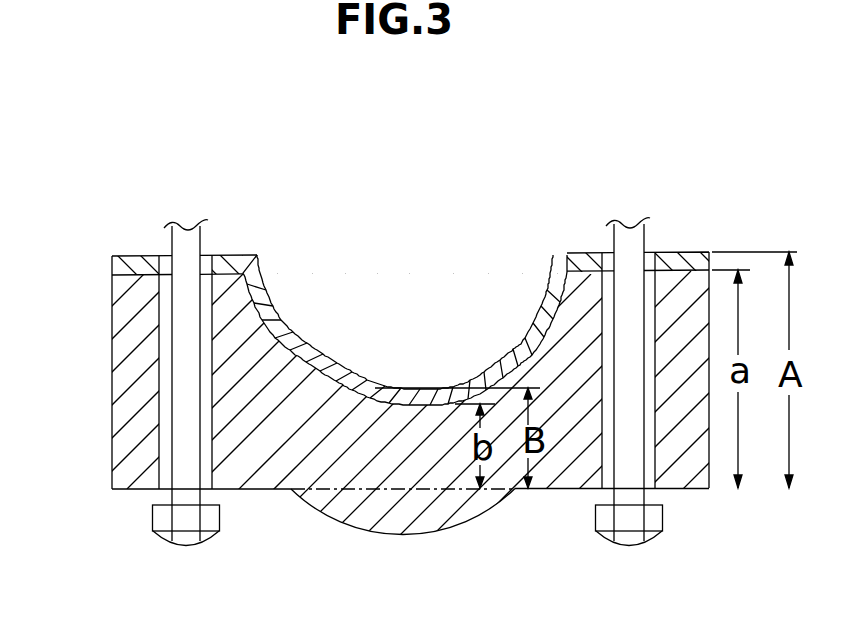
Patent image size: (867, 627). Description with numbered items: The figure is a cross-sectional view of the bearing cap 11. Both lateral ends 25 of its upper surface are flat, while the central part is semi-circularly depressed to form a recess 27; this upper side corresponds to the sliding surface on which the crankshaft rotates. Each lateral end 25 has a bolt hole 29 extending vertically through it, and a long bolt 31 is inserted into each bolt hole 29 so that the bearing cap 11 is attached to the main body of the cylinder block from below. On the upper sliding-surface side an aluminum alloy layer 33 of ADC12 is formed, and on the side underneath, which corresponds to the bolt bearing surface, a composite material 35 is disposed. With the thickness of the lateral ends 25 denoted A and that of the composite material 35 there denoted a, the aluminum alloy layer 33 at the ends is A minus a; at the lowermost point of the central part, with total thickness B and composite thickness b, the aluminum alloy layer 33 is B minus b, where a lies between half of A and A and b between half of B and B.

The bearing cap 11 is at (56, 96).
The lateral end 25 is at (680, 246).
The recess 27 is at (412, 369).
The bolt hole 29 is at (164, 312).
The bolt 31 is at (190, 432).
The aluminum alloy layer 33 is at (310, 350).
The composite material 35 is at (287, 448).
● ● ● ●
Put the data above into a CSV with two columns, "description" and "locations". Give one row per description, with the text in the first column and its listed positions in the second, each in a single quoted field with line breaks replaced by spaces, and leave the pictures out.

description,locations
"Patent image size: (867, 627). Description with numbered items: The figure is a cross-sectional view of the bearing cap 11. Both lateral ends 25 of its upper surface are flat, while the central part is semi-circularly depressed to form a recess 27; this upper side corresponds to the sliding surface on which the crankshaft rotates. Each lateral end 25 has a bolt hole 29 extending vertically through it, and a long bolt 31 is inserted into each bolt hole 29 so that the bearing cap 11 is attached to the main body of the cylinder block from below. On the upper sliding-surface side an aluminum alloy layer 33 of ADC12 is formed, and on the side underneath, which corresponds to the bolt bearing surface, a composite material 35 is disposed. With the thickness of the lateral ends 25 denoted A and that of the composite material 35 there denoted a, the aluminum alloy layer 33 at the ends is A minus a; at the lowermost point of the central part, with total thickness B and composite thickness b, the aluminum alloy layer 33 is B minus b, where a lies between half of A and A and b between half of B and B.","The bearing cap 11 is at (56, 96). The lateral end 25 is at (680, 246). The recess 27 is at (412, 369). The bolt hole 29 is at (164, 312). The bolt 31 is at (190, 432). The aluminum alloy layer 33 is at (310, 350). The composite material 35 is at (287, 448)."